Going through the material below, please gather all lines with the word "singles" in them.

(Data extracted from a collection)
※

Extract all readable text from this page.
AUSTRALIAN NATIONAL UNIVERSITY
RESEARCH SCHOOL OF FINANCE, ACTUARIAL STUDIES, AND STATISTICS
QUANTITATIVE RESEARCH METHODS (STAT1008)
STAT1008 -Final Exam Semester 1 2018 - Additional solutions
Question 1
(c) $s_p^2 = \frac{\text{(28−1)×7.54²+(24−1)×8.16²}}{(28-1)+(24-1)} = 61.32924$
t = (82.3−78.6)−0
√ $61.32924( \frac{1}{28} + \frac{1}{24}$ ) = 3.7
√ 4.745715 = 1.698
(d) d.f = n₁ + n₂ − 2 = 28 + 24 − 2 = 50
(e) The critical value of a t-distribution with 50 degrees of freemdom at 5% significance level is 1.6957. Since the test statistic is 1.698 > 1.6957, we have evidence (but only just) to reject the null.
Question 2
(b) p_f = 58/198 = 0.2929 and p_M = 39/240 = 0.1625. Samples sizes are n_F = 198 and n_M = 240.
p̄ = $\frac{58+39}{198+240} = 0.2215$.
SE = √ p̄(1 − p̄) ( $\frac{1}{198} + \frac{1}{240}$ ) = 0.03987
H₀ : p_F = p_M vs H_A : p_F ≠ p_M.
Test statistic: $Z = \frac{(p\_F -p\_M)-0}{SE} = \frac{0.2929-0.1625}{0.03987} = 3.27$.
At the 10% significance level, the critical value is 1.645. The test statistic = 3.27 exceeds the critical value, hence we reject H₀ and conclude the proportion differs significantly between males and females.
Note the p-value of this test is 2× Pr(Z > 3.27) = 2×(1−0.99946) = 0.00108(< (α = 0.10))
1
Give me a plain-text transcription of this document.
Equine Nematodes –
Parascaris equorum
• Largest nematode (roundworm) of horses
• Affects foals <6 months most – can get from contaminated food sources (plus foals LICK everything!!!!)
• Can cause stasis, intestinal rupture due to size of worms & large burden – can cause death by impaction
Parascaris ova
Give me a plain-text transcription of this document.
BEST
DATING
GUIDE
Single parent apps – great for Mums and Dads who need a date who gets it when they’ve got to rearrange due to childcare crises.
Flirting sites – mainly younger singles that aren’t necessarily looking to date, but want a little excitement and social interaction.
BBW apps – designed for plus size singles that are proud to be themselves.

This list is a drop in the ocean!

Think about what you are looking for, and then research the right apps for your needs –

※

■ Complete output
Flirting sites – mainly younger singles that aren’t necessarily looking to date, but want a little excitement and social interaction.
BBW apps – designed for plus size singles that are proud to be themselves.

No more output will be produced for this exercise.